● **PROMPT**:
All lines in the data bearing the string "What" should be identified and copied.

● **RECORDS FOR PROCESSING**:

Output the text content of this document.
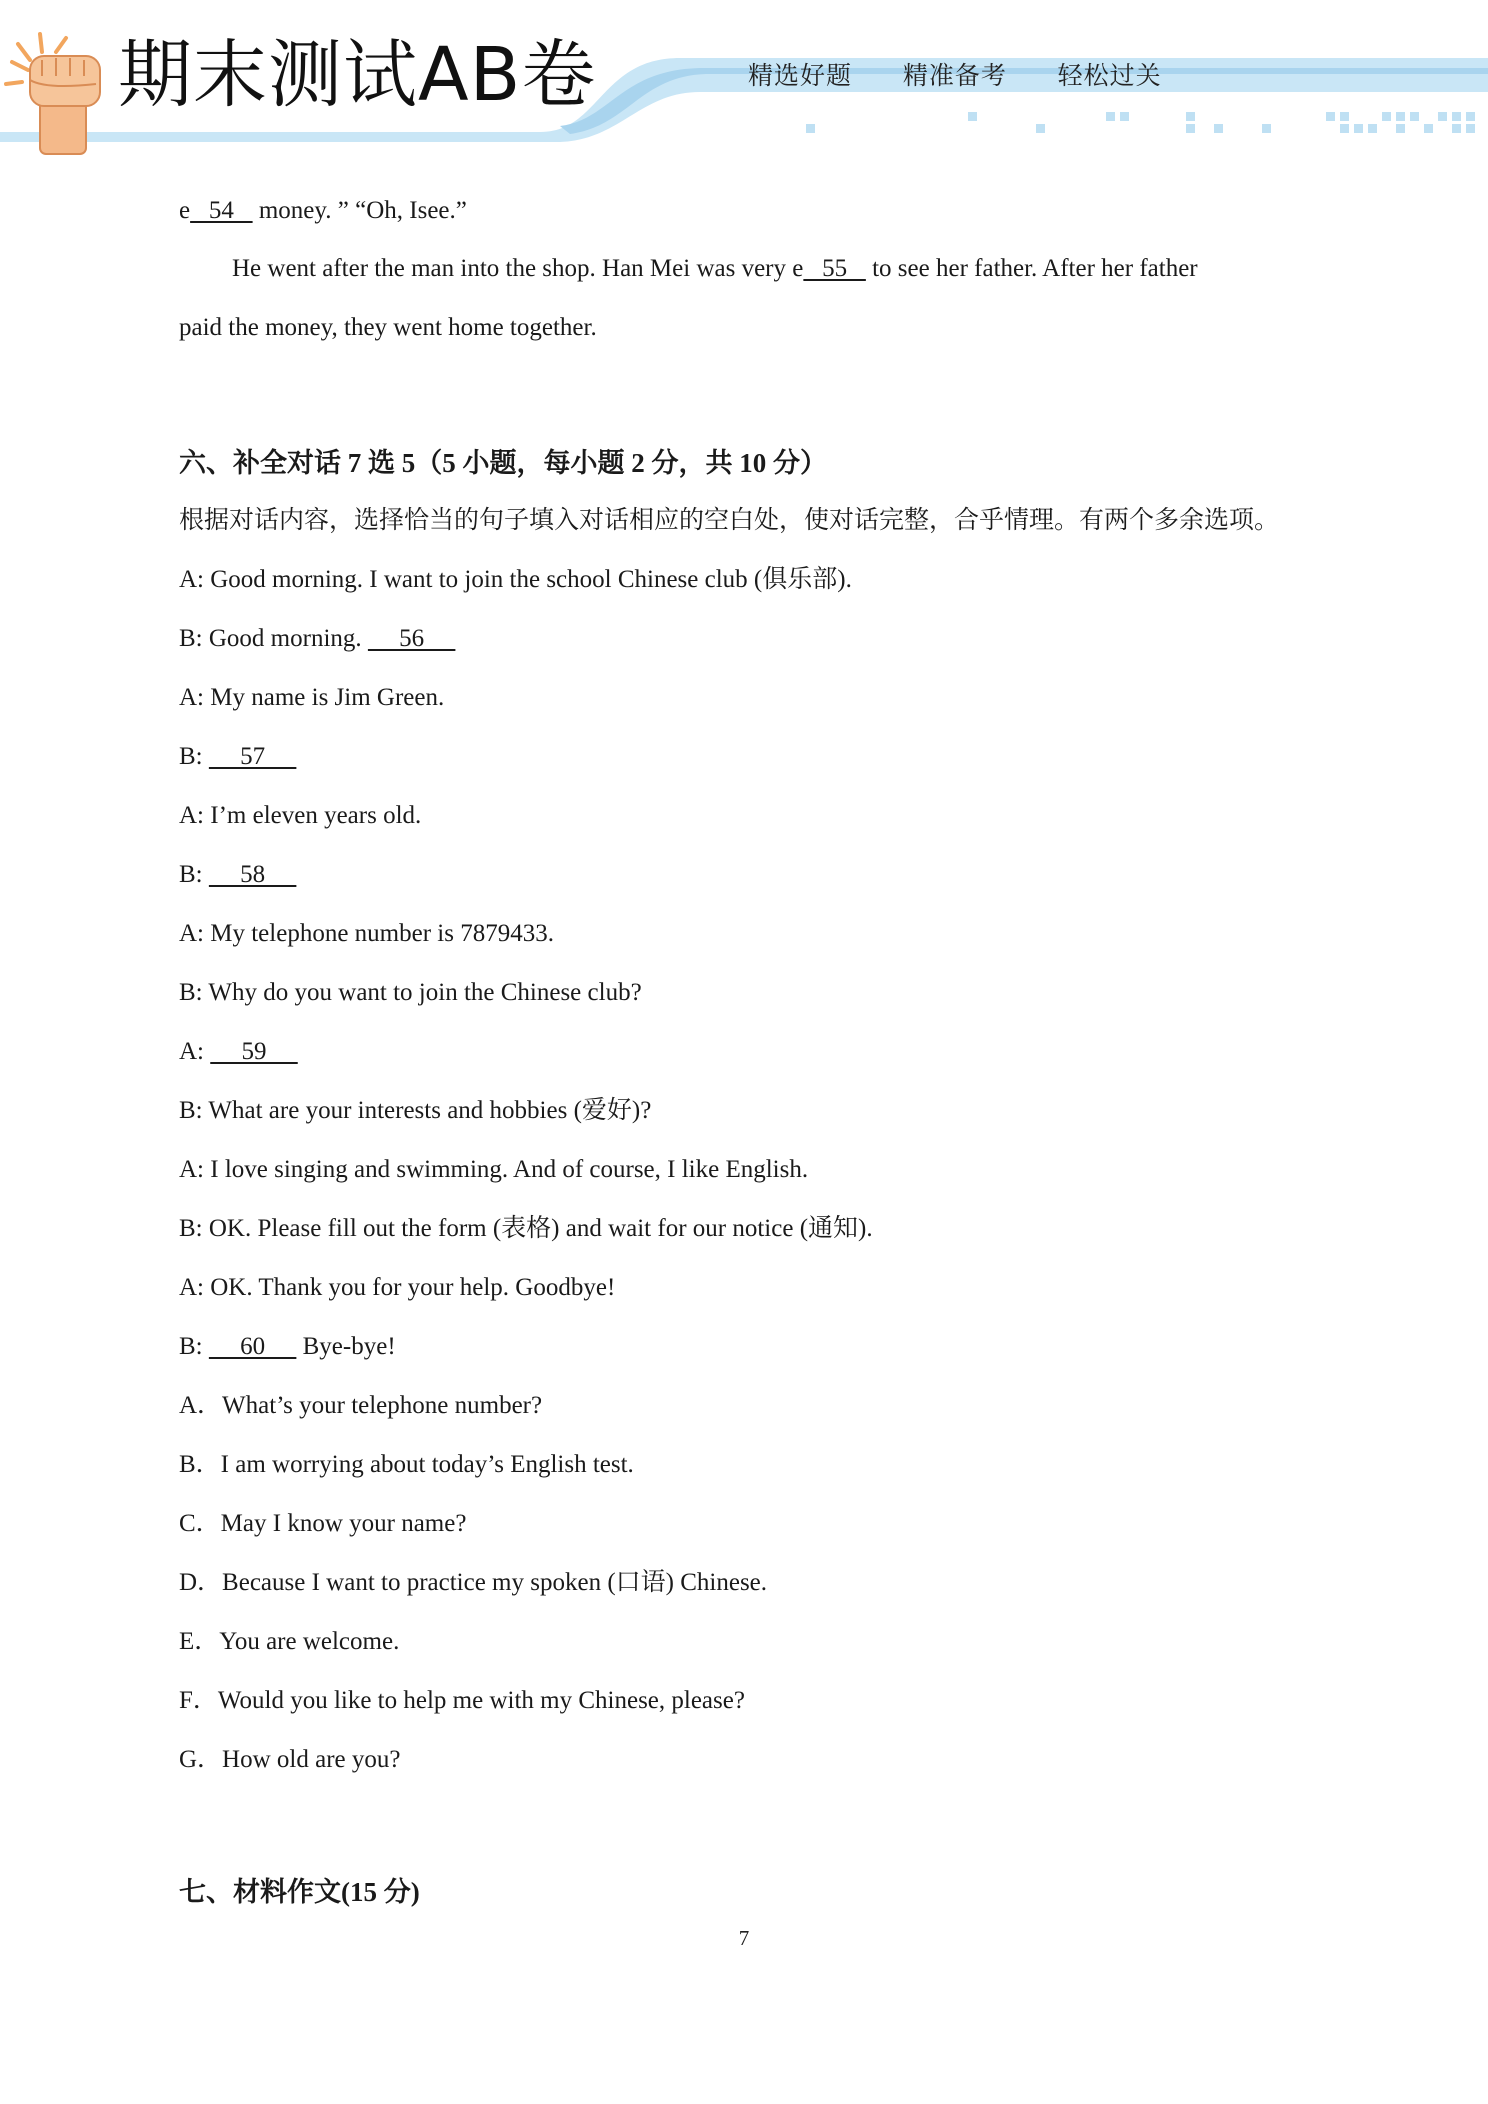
期末测试AB卷	精选好题   精准备考   轻松过关

e   54    money. ” “Oh, Isee.”

He went after the man into the shop. Han Mei was very e   55    to see her father. After her father

paid the money, they went home together.

六、补全对话 7 选 5（5 小题，每小题 2 分，共 10 分）

根据对话内容，选择恰当的句子填入对话相应的空白处，使对话完整，合乎情理。有两个多余选项。

A: Good morning. I want to join the school Chinese club (俱乐部).

B: Good morning.      56

A: My name is Jim Green.

B:      57

A: I’m eleven years old.

B:      58

A: My telephone number is 7879433.

B: Why do you want to join the Chinese club?

A:      59

B: What are your interests and hobbies (爱好)?

A: I love singing and swimming. And of course, I like English.

B: OK. Please fill out the form (表格) and wait for our notice (通知).

A: OK. Thank you for your help. Goodbye!

B:      60      Bye-bye!

A．What’s your telephone number?

B．I am worrying about today’s English test.

C．May I know your name?

D．Because I want to practice my spoken (口语) Chinese.

E．You are welcome.

F．Would you like to help me with my Chinese, please?

G．How old are you?

七、材料作文(15 分)
7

● **SOLVED PROBLEM**:
B: What are your interests and hobbies (爱好)?
A．What’s your telephone number?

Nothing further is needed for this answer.